→ **DESCRIPTION OF THE TASK**: Lines containing the word "given" should be extracted in full.

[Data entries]

------------------------------

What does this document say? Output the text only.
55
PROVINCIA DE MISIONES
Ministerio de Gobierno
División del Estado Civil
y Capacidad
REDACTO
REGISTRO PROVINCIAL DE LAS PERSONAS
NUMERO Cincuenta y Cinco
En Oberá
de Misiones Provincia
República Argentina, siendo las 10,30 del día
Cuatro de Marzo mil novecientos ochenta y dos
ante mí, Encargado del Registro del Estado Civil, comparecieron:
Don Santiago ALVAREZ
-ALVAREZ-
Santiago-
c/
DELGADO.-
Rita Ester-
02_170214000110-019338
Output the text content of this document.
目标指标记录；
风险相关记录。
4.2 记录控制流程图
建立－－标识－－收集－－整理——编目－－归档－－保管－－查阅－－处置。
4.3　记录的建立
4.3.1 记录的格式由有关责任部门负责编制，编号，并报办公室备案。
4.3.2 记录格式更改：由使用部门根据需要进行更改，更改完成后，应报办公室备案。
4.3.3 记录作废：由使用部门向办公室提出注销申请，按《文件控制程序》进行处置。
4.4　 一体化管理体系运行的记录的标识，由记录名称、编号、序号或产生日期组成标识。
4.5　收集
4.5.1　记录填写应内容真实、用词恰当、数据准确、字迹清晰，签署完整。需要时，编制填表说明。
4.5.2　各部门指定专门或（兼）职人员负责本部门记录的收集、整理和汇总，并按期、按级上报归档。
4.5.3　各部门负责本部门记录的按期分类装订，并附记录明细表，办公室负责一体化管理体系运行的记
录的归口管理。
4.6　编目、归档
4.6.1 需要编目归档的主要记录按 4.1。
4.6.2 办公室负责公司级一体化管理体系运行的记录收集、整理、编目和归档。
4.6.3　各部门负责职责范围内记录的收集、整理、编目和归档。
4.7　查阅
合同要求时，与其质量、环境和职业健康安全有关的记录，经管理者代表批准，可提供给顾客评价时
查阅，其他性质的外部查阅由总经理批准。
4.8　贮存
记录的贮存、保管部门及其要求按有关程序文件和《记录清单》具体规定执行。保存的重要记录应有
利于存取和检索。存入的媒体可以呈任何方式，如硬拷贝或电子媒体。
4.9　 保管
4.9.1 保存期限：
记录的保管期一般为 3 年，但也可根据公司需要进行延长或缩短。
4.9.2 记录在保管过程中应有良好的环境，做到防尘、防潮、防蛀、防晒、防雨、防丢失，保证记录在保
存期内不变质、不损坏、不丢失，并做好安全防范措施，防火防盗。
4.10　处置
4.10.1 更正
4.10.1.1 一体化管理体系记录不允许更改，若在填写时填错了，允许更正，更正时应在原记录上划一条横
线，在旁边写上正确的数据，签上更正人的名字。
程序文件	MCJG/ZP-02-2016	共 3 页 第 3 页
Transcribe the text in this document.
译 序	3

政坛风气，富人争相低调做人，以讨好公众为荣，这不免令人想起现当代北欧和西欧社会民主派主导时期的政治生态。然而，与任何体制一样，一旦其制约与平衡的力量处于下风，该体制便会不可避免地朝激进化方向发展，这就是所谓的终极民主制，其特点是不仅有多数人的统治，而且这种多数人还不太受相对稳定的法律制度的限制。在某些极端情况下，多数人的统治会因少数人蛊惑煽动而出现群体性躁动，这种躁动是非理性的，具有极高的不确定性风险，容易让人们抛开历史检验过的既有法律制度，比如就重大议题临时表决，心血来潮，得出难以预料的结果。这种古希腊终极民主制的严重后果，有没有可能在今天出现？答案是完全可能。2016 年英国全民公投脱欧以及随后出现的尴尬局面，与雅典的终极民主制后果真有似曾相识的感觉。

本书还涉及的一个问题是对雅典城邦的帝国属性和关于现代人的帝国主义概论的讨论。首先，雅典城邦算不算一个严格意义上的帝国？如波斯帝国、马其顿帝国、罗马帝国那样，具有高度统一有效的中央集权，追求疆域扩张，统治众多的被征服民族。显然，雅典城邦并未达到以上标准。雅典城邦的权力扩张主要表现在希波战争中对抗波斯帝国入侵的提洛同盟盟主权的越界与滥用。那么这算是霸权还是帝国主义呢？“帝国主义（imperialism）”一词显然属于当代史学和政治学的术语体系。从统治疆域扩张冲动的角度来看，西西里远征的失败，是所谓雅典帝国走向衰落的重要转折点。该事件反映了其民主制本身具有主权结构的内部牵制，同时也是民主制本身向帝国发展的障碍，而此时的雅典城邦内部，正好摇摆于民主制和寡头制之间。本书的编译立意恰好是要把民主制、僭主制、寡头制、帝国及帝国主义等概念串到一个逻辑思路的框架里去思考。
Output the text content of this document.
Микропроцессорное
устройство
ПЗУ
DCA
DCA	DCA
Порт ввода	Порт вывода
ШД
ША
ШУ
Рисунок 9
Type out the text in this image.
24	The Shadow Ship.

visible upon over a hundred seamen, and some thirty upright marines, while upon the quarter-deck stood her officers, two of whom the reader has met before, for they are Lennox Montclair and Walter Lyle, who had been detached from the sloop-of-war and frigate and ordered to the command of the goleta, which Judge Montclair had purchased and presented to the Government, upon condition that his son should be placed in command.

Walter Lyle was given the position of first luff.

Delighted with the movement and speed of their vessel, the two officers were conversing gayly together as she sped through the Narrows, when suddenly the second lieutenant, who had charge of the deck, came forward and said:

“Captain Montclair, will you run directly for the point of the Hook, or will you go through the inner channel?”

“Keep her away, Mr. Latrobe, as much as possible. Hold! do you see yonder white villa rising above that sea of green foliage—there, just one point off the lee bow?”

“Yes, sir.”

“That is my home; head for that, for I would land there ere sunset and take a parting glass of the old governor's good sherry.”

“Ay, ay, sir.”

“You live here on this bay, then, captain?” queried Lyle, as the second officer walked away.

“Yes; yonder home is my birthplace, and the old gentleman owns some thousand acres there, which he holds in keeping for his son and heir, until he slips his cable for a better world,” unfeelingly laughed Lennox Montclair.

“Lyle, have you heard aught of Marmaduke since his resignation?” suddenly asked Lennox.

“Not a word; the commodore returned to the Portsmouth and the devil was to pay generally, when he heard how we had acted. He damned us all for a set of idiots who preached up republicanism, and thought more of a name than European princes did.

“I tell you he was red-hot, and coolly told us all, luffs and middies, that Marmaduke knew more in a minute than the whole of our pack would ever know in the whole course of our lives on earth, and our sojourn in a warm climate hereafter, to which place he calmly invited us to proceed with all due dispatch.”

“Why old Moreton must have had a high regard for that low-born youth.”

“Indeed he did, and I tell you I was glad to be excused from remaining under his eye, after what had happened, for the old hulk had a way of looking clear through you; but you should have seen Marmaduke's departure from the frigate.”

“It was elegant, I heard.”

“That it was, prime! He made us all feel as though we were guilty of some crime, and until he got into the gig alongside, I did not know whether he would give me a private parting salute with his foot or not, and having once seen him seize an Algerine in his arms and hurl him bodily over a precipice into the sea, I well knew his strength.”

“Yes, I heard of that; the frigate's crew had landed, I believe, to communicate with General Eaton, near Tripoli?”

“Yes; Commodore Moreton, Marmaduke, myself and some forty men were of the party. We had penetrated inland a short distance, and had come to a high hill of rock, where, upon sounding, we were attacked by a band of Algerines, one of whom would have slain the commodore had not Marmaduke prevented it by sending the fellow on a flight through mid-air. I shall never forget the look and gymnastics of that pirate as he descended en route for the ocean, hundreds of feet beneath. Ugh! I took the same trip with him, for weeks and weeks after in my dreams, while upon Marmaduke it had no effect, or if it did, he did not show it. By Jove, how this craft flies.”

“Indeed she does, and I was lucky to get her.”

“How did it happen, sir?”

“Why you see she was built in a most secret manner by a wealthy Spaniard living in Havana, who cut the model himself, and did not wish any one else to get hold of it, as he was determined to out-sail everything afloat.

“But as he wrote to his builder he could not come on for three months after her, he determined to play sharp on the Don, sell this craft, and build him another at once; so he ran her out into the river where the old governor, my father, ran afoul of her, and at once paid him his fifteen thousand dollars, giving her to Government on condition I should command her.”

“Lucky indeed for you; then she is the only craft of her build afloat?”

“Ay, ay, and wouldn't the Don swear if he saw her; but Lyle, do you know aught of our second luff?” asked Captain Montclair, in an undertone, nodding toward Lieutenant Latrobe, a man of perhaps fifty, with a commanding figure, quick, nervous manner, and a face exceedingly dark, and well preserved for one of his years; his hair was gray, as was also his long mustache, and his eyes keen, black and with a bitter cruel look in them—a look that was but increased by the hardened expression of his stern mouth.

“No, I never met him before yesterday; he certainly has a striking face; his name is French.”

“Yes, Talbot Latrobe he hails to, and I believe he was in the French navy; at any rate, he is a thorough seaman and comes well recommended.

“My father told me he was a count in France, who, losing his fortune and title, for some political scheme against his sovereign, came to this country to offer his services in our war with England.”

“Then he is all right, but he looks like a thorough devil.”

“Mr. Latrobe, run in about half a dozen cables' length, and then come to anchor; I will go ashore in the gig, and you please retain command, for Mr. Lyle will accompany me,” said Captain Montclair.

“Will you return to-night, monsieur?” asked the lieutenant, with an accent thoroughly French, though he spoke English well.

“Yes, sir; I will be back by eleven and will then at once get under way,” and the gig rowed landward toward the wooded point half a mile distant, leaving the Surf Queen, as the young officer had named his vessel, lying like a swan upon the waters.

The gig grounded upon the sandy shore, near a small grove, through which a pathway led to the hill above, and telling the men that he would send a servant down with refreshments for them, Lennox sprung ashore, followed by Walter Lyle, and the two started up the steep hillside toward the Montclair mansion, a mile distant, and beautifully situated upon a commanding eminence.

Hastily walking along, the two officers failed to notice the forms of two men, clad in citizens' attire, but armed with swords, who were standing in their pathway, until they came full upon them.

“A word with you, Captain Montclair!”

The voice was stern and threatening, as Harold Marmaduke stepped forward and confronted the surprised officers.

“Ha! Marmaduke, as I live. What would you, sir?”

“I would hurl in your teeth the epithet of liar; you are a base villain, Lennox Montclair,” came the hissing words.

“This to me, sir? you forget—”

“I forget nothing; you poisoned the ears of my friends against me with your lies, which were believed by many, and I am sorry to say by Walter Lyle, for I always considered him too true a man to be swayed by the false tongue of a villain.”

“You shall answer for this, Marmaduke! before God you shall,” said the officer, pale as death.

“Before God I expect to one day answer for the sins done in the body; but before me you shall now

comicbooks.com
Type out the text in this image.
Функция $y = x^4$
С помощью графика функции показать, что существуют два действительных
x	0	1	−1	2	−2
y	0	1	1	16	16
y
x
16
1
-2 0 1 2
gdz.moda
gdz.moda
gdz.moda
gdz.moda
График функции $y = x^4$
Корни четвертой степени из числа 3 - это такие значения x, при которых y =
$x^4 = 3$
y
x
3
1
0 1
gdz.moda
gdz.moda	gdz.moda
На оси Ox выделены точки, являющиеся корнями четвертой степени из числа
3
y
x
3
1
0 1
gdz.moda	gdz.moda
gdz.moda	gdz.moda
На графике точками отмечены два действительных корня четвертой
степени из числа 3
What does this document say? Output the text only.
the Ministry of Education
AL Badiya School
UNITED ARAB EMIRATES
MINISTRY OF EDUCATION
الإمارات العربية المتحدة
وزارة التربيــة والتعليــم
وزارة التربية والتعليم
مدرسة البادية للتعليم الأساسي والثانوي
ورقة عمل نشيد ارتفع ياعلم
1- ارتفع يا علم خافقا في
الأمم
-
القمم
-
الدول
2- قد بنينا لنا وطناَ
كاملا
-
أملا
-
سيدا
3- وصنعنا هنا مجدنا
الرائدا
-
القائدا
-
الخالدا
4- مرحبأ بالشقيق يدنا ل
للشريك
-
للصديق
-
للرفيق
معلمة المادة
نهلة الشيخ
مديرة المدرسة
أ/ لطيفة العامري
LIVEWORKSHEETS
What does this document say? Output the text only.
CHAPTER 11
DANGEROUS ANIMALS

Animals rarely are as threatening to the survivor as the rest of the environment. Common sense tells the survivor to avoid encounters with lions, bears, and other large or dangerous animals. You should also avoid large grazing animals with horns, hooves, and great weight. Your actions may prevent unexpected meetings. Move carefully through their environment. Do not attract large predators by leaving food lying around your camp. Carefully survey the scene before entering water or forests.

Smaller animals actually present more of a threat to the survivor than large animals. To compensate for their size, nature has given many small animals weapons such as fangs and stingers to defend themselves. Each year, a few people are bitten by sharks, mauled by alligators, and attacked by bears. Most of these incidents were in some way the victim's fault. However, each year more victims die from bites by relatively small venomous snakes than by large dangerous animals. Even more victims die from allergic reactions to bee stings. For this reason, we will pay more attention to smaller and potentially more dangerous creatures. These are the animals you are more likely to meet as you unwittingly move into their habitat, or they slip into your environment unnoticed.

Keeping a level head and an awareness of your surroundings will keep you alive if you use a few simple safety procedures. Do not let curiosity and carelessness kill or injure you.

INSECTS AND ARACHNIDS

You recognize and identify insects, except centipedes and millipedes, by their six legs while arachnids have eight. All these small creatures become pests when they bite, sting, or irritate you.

------------------------------

→ **ANSWER FOR THE TASK**:
Walter Lyle was given the position of first luff.
Smaller animals actually present more of a threat to the survivor than large animals. To compensate for their size, nature has given many small animals weapons such as fangs and stingers to defend themselves. Each year, a few people are bitten by sharks, mauled by alligators, and attacked by bears. Most of these incidents were in some way the victim's fault. However, each year more victims die from bites by relatively small venomous snakes than by large dangerous animals. Even more victims die from allergic reactions to bee stings. For this reason, we will pay more attention to smaller and potentially more dangerous creatures. These are the animals you are more likely to meet as you unwittingly move into their habitat, or they slip into your environment unnoticed.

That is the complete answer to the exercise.